_What to produce_
Scan the material below for the string "asrda", and copy every line where it shows up.

::::::::::

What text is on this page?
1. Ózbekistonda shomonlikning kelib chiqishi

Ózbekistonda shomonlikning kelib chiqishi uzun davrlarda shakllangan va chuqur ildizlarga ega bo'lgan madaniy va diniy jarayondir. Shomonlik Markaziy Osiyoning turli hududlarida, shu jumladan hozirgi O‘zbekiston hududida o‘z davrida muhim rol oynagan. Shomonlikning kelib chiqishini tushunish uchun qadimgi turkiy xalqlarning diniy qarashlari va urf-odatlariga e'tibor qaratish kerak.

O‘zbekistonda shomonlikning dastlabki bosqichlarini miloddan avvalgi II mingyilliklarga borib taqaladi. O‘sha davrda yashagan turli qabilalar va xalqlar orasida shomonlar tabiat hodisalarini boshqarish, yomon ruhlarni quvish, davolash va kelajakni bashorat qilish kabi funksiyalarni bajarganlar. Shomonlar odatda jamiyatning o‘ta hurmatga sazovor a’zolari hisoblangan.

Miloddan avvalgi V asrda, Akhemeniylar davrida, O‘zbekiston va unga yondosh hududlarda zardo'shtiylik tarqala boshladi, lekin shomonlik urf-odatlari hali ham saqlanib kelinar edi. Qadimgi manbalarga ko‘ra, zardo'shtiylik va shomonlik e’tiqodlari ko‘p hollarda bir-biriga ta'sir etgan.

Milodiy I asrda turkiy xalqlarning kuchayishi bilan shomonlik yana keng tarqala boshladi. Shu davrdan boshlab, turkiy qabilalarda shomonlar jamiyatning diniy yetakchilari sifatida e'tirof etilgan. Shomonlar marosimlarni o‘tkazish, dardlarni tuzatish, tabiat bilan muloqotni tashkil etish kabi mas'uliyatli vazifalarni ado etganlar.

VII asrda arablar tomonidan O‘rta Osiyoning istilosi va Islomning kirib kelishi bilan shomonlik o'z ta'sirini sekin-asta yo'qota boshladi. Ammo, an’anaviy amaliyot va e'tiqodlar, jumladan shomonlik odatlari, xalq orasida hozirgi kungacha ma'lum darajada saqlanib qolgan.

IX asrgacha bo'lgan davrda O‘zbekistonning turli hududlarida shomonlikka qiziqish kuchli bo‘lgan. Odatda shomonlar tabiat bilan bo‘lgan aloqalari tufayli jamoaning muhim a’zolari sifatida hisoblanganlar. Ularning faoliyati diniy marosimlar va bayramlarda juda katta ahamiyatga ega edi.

::::::::::

_Expected output_
Miloddan avvalgi V asrda, Akhemeniylar davrida, O‘zbekiston va unga yondosh hududlarda zardo'shtiylik tarqala boshladi, lekin shomonlik urf-odatlari hali ham saqlanib kelinar edi. Qadimgi manbalarga ko‘ra, zardo'shtiylik va shomonlik e’tiqodlari ko‘p hollarda bir-biriga ta'sir etgan.
Milodiy I asrda turkiy xalqlarning kuchayishi bilan shomonlik yana keng tarqala boshladi. Shu davrdan boshlab, turkiy qabilalarda shomonlar jamiyatning diniy yetakchilari sifatida e'tirof etilgan. Shomonlar marosimlarni o‘tkazish, dardlarni tuzatish, tabiat bilan muloqotni tashkil etish kabi mas'uliyatli vazifalarni ado etganlar.
VII asrda arablar tomonidan O‘rta Osiyoning istilosi va Islomning kirib kelishi bilan shomonlik o'z ta'sirini sekin-asta yo'qota boshladi. Ammo, an’anaviy amaliyot va e'tiqodlar, jumladan shomonlik odatlari, xalq orasida hozirgi kungacha ma'lum darajada saqlanib qolgan.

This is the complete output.